___ Material provided ___

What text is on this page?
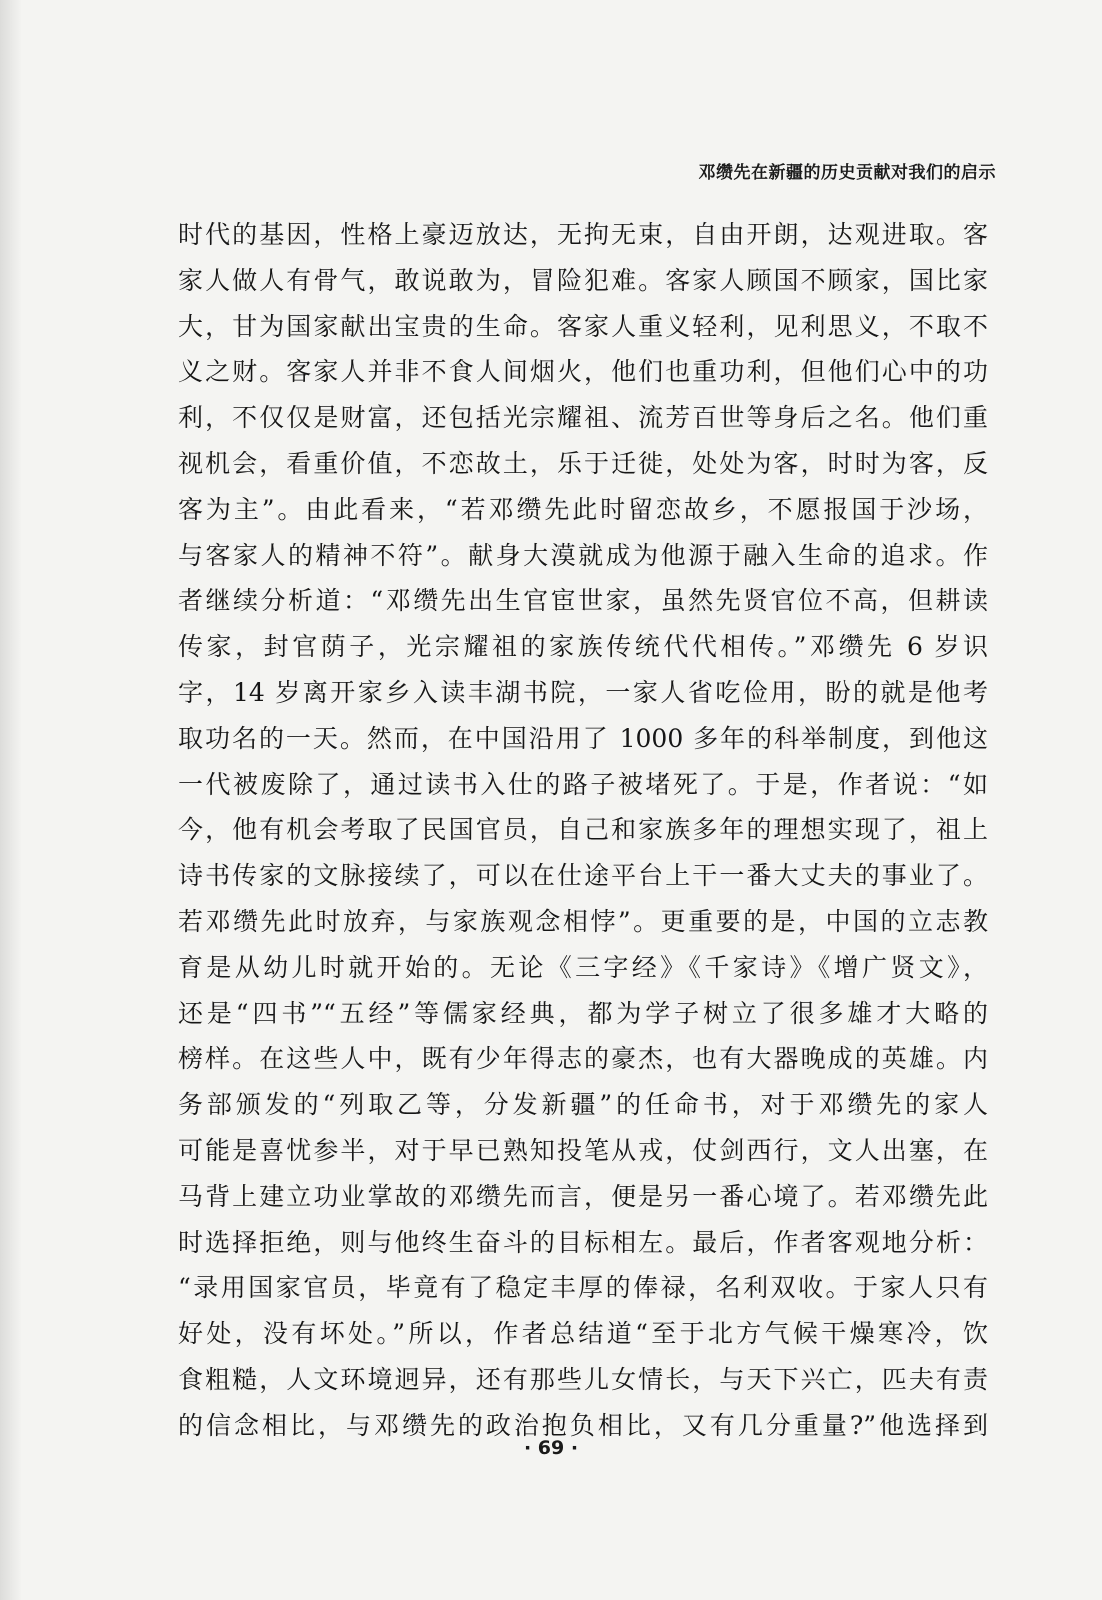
邓缵先在新疆的历史贡献对我们的启示
时代的基因，性格上豪迈放达，无拘无束，自由开朗，达观进取。客
家人做人有骨气，敢说敢为，冒险犯难。客家人顾国不顾家，国比家
大，甘为国家献出宝贵的生命。客家人重义轻利，见利思义，不取不
义之财。客家人并非不食人间烟火，他们也重功利，但他们心中的功
利，不仅仅是财富，还包括光宗耀祖、流芳百世等身后之名。他们重
视机会，看重价值，不恋故土，乐于迁徙，处处为客，时时为客，反
客为主”。由此看来，“若邓缵先此时留恋故乡，不愿报国于沙场，
与客家人的精神不符”。献身大漠就成为他源于融入生命的追求。作
者继续分析道：“邓缵先出生官宦世家，虽然先贤官位不高，但耕读
传家，封官荫子，光宗耀祖的家族传统代代相传。”邓缵先 6 岁识
字，14 岁离开家乡入读丰湖书院，一家人省吃俭用，盼的就是他考
取功名的一天。然而，在中国沿用了 1000 多年的科举制度，到他这
一代被废除了，通过读书入仕的路子被堵死了。于是，作者说：“如
今，他有机会考取了民国官员，自己和家族多年的理想实现了，祖上
诗书传家的文脉接续了，可以在仕途平台上干一番大丈夫的事业了。
若邓缵先此时放弃，与家族观念相悖”。更重要的是，中国的立志教
育是从幼儿时就开始的。无论《三字经》《千家诗》《增广贤文》，
还是“四书”“五经”等儒家经典，都为学子树立了很多雄才大略的
榜样。在这些人中，既有少年得志的豪杰，也有大器晚成的英雄。内
务部颁发的“列取乙等，分发新疆”的任命书，对于邓缵先的家人
可能是喜忧参半，对于早已熟知投笔从戎，仗剑西行，文人出塞，在
马背上建立功业掌故的邓缵先而言，便是另一番心境了。若邓缵先此
时选择拒绝，则与他终生奋斗的目标相左。最后，作者客观地分析：
“录用国家官员，毕竟有了稳定丰厚的俸禄，名利双收。于家人只有
好处，没有坏处。”所以，作者总结道“至于北方气候干燥寒冷，饮
食粗糙，人文环境迥异，还有那些儿女情长，与天下兴亡，匹夫有责
的信念相比，与邓缵先的政治抱负相比，又有几分重量?”他选择到
· 69 ·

___

Given request — What comes back should match the records exactly, minus any pictures.

Output below —
What text is on this page?
邓缵先在新疆的历史贡献对我们的启示
时代的基因，性格上豪迈放达，无拘无束，自由开朗，达观进取。客
家人做人有骨气，敢说敢为，冒险犯难。客家人顾国不顾家，国比家
大，甘为国家献出宝贵的生命。客家人重义轻利，见利思义，不取不
义之财。客家人并非不食人间烟火，他们也重功利，但他们心中的功
利，不仅仅是财富，还包括光宗耀祖、流芳百世等身后之名。他们重
视机会，看重价值，不恋故土，乐于迁徙，处处为客，时时为客，反
客为主”。由此看来，“若邓缵先此时留恋故乡，不愿报国于沙场，
与客家人的精神不符”。献身大漠就成为他源于融入生命的追求。作
者继续分析道：“邓缵先出生官宦世家，虽然先贤官位不高，但耕读
传家，封官荫子，光宗耀祖的家族传统代代相传。”邓缵先 6 岁识
字，14 岁离开家乡入读丰湖书院，一家人省吃俭用，盼的就是他考
取功名的一天。然而，在中国沿用了 1000 多年的科举制度，到他这
一代被废除了，通过读书入仕的路子被堵死了。于是，作者说：“如
今，他有机会考取了民国官员，自己和家族多年的理想实现了，祖上
诗书传家的文脉接续了，可以在仕途平台上干一番大丈夫的事业了。
若邓缵先此时放弃，与家族观念相悖”。更重要的是，中国的立志教
育是从幼儿时就开始的。无论《三字经》《千家诗》《增广贤文》，
还是“四书”“五经”等儒家经典，都为学子树立了很多雄才大略的
榜样。在这些人中，既有少年得志的豪杰，也有大器晚成的英雄。内
务部颁发的“列取乙等，分发新疆”的任命书，对于邓缵先的家人
可能是喜忧参半，对于早已熟知投笔从戎，仗剑西行，文人出塞，在
马背上建立功业掌故的邓缵先而言，便是另一番心境了。若邓缵先此
时选择拒绝，则与他终生奋斗的目标相左。最后，作者客观地分析：
“录用国家官员，毕竟有了稳定丰厚的俸禄，名利双收。于家人只有
好处，没有坏处。”所以，作者总结道“至于北方气候干燥寒冷，饮
食粗糙，人文环境迥异，还有那些儿女情长，与天下兴亡，匹夫有责
的信念相比，与邓缵先的政治抱负相比，又有几分重量?”他选择到
· 69 ·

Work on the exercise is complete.